-- ROWS start --
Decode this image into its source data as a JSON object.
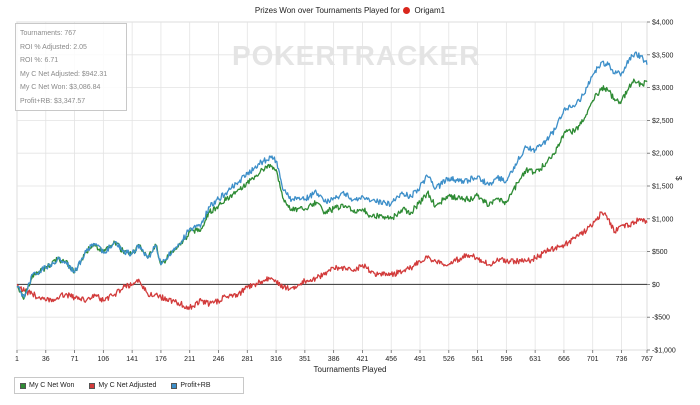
{
  "title": {
    "prefix": "Prizes Won over Tournaments Played for",
    "player": "Origam1"
  },
  "watermark": "POKERTRACKER",
  "stats": [
    "Tournaments: 767",
    "ROI % Adjusted: 2.05",
    "ROI %: 6.71",
    "My C Net Adjusted: $942.31",
    "My C Net Won: $3,086.84",
    "Profit+RB: $3,347.57"
  ],
  "colors": {
    "net_won": "#2e8b34",
    "net_adjusted": "#d23b3b",
    "profit_rb": "#3d8fc9",
    "grid": "#e3e3e3",
    "zero_line": "#333333"
  },
  "chart_data": {
    "type": "line",
    "xlabel": "Tournaments Played",
    "ylabel": "$",
    "xlim": [
      1,
      767
    ],
    "ylim": [
      -1000,
      4000
    ],
    "grid": true,
    "legend_position": "bottom-left",
    "x_ticks": [
      1,
      36,
      71,
      106,
      141,
      176,
      211,
      246,
      281,
      316,
      351,
      386,
      421,
      456,
      491,
      526,
      561,
      596,
      631,
      666,
      701,
      736,
      767
    ],
    "y_ticks": [
      -1000,
      -500,
      0,
      500,
      1000,
      1500,
      2000,
      2500,
      3000,
      3500,
      4000
    ],
    "y_tick_labels": [
      "-$1,000",
      "-$500",
      "$0",
      "$500",
      "$1,000",
      "$1,500",
      "$2,000",
      "$2,500",
      "$3,000",
      "$3,500",
      "$4,000"
    ],
    "series": [
      {
        "name": "My C Net Won",
        "color": "#2e8b34",
        "x": [
          1,
          10,
          20,
          36,
          50,
          60,
          71,
          85,
          95,
          106,
          120,
          130,
          141,
          150,
          160,
          170,
          176,
          190,
          200,
          211,
          225,
          235,
          246,
          260,
          270,
          281,
          290,
          300,
          310,
          316,
          325,
          335,
          351,
          365,
          375,
          386,
          400,
          410,
          421,
          430,
          440,
          456,
          470,
          480,
          491,
          500,
          510,
          526,
          540,
          550,
          561,
          575,
          585,
          596,
          610,
          620,
          631,
          645,
          655,
          666,
          680,
          690,
          701,
          712,
          720,
          728,
          736,
          745,
          752,
          760,
          767
        ],
        "y": [
          -30,
          -200,
          150,
          250,
          380,
          350,
          180,
          500,
          620,
          480,
          650,
          500,
          470,
          600,
          400,
          600,
          300,
          500,
          600,
          800,
          850,
          1100,
          1200,
          1350,
          1450,
          1550,
          1650,
          1750,
          1800,
          1750,
          1300,
          1150,
          1150,
          1250,
          1100,
          1150,
          1200,
          1100,
          1150,
          1050,
          1050,
          1000,
          1150,
          1100,
          1250,
          1400,
          1200,
          1350,
          1300,
          1300,
          1350,
          1200,
          1300,
          1250,
          1550,
          1750,
          1700,
          1850,
          2000,
          2300,
          2350,
          2500,
          2800,
          3000,
          2950,
          2800,
          2800,
          3000,
          3100,
          3050,
          3086.84
        ]
      },
      {
        "name": "My C Net Adjusted",
        "color": "#d23b3b",
        "x": [
          1,
          10,
          20,
          36,
          50,
          60,
          71,
          85,
          95,
          106,
          120,
          130,
          141,
          150,
          160,
          170,
          176,
          190,
          200,
          211,
          225,
          235,
          246,
          260,
          270,
          281,
          290,
          300,
          310,
          316,
          325,
          335,
          351,
          365,
          375,
          386,
          400,
          410,
          421,
          430,
          440,
          456,
          470,
          480,
          491,
          500,
          510,
          526,
          540,
          550,
          561,
          575,
          585,
          596,
          610,
          620,
          631,
          645,
          655,
          666,
          680,
          690,
          701,
          712,
          720,
          728,
          736,
          745,
          752,
          760,
          767
        ],
        "y": [
          0,
          -100,
          -150,
          -250,
          -200,
          -150,
          -200,
          -250,
          -150,
          -250,
          -150,
          -50,
          0,
          50,
          -150,
          -150,
          -200,
          -250,
          -300,
          -350,
          -250,
          -300,
          -250,
          -150,
          -150,
          -50,
          0,
          50,
          100,
          50,
          -50,
          -50,
          50,
          100,
          150,
          250,
          250,
          200,
          300,
          200,
          150,
          150,
          200,
          250,
          350,
          400,
          350,
          300,
          400,
          450,
          400,
          300,
          400,
          350,
          350,
          350,
          400,
          500,
          550,
          600,
          700,
          800,
          900,
          1100,
          1000,
          800,
          900,
          900,
          950,
          1000,
          942.31
        ]
      },
      {
        "name": "Profit+RB",
        "color": "#3d8fc9",
        "x": [
          1,
          10,
          20,
          36,
          50,
          60,
          71,
          85,
          95,
          106,
          120,
          130,
          141,
          150,
          160,
          170,
          176,
          190,
          200,
          211,
          225,
          235,
          246,
          260,
          270,
          281,
          290,
          300,
          310,
          316,
          325,
          335,
          351,
          365,
          375,
          386,
          400,
          410,
          421,
          430,
          440,
          456,
          470,
          480,
          491,
          500,
          510,
          526,
          540,
          550,
          561,
          575,
          585,
          596,
          610,
          620,
          631,
          645,
          655,
          666,
          680,
          690,
          701,
          712,
          720,
          728,
          736,
          745,
          752,
          760,
          767
        ],
        "y": [
          -30,
          -200,
          150,
          250,
          380,
          350,
          180,
          500,
          620,
          480,
          650,
          500,
          470,
          600,
          400,
          600,
          300,
          520,
          630,
          850,
          920,
          1180,
          1300,
          1450,
          1560,
          1680,
          1780,
          1880,
          1930,
          1880,
          1430,
          1290,
          1300,
          1400,
          1260,
          1320,
          1380,
          1290,
          1350,
          1260,
          1260,
          1230,
          1380,
          1340,
          1490,
          1650,
          1460,
          1620,
          1580,
          1590,
          1650,
          1510,
          1620,
          1580,
          1890,
          2090,
          2050,
          2200,
          2360,
          2670,
          2730,
          2890,
          3190,
          3390,
          3350,
          3210,
          3220,
          3420,
          3520,
          3480,
          3347.57
        ]
      }
    ]
  }
}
-- ROWS end --
All preceding records should be duplicated verbatim, images excepted.

**REPLY TO THE EXERCISE**
Decode this image into its source data as a JSON object.
{
  "title": {
    "prefix": "Prizes Won over Tournaments Played for",
    "player": "Origam1"
  },
  "watermark": "POKERTRACKER",
  "stats": [
    "Tournaments: 767",
    "ROI % Adjusted: 2.05",
    "ROI %: 6.71",
    "My C Net Adjusted: $942.31",
    "My C Net Won: $3,086.84",
    "Profit+RB: $3,347.57"
  ],
  "colors": {
    "net_won": "#2e8b34",
    "net_adjusted": "#d23b3b",
    "profit_rb": "#3d8fc9",
    "grid": "#e3e3e3",
    "zero_line": "#333333"
  },
  "chart_data": {
    "type": "line",
    "xlabel": "Tournaments Played",
    "ylabel": "$",
    "xlim": [
      1,
      767
    ],
    "ylim": [
      -1000,
      4000
    ],
    "grid": true,
    "legend_position": "bottom-left",
    "x_ticks": [
      1,
      36,
      71,
      106,
      141,
      176,
      211,
      246,
      281,
      316,
      351,
      386,
      421,
      456,
      491,
      526,
      561,
      596,
      631,
      666,
      701,
      736,
      767
    ],
    "y_ticks": [
      -1000,
      -500,
      0,
      500,
      1000,
      1500,
      2000,
      2500,
      3000,
      3500,
      4000
    ],
    "y_tick_labels": [
      "-$1,000",
      "-$500",
      "$0",
      "$500",
      "$1,000",
      "$1,500",
      "$2,000",
      "$2,500",
      "$3,000",
      "$3,500",
      "$4,000"
    ],
    "series": [
      {
        "name": "My C Net Won",
        "color": "#2e8b34",
        "x": [
          1,
          10,
          20,
          36,
          50,
          60,
          71,
          85,
          95,
          106,
          120,
          130,
          141,
          150,
          160,
          170,
          176,
          190,
          200,
          211,
          225,
          235,
          246,
          260,
          270,
          281,
          290,
          300,
          310,
          316,
          325,
          335,
          351,
          365,
          375,
          386,
          400,
          410,
          421,
          430,
          440,
          456,
          470,
          480,
          491,
          500,
          510,
          526,
          540,
          550,
          561,
          575,
          585,
          596,
          610,
          620,
          631,
          645,
          655,
          666,
          680,
          690,
          701,
          712,
          720,
          728,
          736,
          745,
          752,
          760,
          767
        ],
        "y": [
          -30,
          -200,
          150,
          250,
          380,
          350,
          180,
          500,
          620,
          480,
          650,
          500,
          470,
          600,
          400,
          600,
          300,
          500,
          600,
          800,
          850,
          1100,
          1200,
          1350,
          1450,
          1550,
          1650,
          1750,
          1800,
          1750,
          1300,
          1150,
          1150,
          1250,
          1100,
          1150,
          1200,
          1100,
          1150,
          1050,
          1050,
          1000,
          1150,
          1100,
          1250,
          1400,
          1200,
          1350,
          1300,
          1300,
          1350,
          1200,
          1300,
          1250,
          1550,
          1750,
          1700,
          1850,
          2000,
          2300,
          2350,
          2500,
          2800,
          3000,
          2950,
          2800,
          2800,
          3000,
          3100,
          3050,
          3086.84
        ]
      },
      {
        "name": "My C Net Adjusted",
        "color": "#d23b3b",
        "x": [
          1,
          10,
          20,
          36,
          50,
          60,
          71,
          85,
          95,
          106,
          120,
          130,
          141,
          150,
          160,
          170,
          176,
          190,
          200,
          211,
          225,
          235,
          246,
          260,
          270,
          281,
          290,
          300,
          310,
          316,
          325,
          335,
          351,
          365,
          375,
          386,
          400,
          410,
          421,
          430,
          440,
          456,
          470,
          480,
          491,
          500,
          510,
          526,
          540,
          550,
          561,
          575,
          585,
          596,
          610,
          620,
          631,
          645,
          655,
          666,
          680,
          690,
          701,
          712,
          720,
          728,
          736,
          745,
          752,
          760,
          767
        ],
        "y": [
          0,
          -100,
          -150,
          -250,
          -200,
          -150,
          -200,
          -250,
          -150,
          -250,
          -150,
          -50,
          0,
          50,
          -150,
          -150,
          -200,
          -250,
          -300,
          -350,
          -250,
          -300,
          -250,
          -150,
          -150,
          -50,
          0,
          50,
          100,
          50,
          -50,
          -50,
          50,
          100,
          150,
          250,
          250,
          200,
          300,
          200,
          150,
          150,
          200,
          250,
          350,
          400,
          350,
          300,
          400,
          450,
          400,
          300,
          400,
          350,
          350,
          350,
          400,
          500,
          550,
          600,
          700,
          800,
          900,
          1100,
          1000,
          800,
          900,
          900,
          950,
          1000,
          942.31
        ]
      },
      {
        "name": "Profit+RB",
        "color": "#3d8fc9",
        "x": [
          1,
          10,
          20,
          36,
          50,
          60,
          71,
          85,
          95,
          106,
          120,
          130,
          141,
          150,
          160,
          170,
          176,
          190,
          200,
          211,
          225,
          235,
          246,
          260,
          270,
          281,
          290,
          300,
          310,
          316,
          325,
          335,
          351,
          365,
          375,
          386,
          400,
          410,
          421,
          430,
          440,
          456,
          470,
          480,
          491,
          500,
          510,
          526,
          540,
          550,
          561,
          575,
          585,
          596,
          610,
          620,
          631,
          645,
          655,
          666,
          680,
          690,
          701,
          712,
          720,
          728,
          736,
          745,
          752,
          760,
          767
        ],
        "y": [
          -30,
          -200,
          150,
          250,
          380,
          350,
          180,
          500,
          620,
          480,
          650,
          500,
          470,
          600,
          400,
          600,
          300,
          520,
          630,
          850,
          920,
          1180,
          1300,
          1450,
          1560,
          1680,
          1780,
          1880,
          1930,
          1880,
          1430,
          1290,
          1300,
          1400,
          1260,
          1320,
          1380,
          1290,
          1350,
          1260,
          1260,
          1230,
          1380,
          1340,
          1490,
          1650,
          1460,
          1620,
          1580,
          1590,
          1650,
          1510,
          1620,
          1580,
          1890,
          2090,
          2050,
          2200,
          2360,
          2670,
          2730,
          2890,
          3190,
          3390,
          3350,
          3210,
          3220,
          3420,
          3520,
          3480,
          3347.57
        ]
      }
    ]
  }
}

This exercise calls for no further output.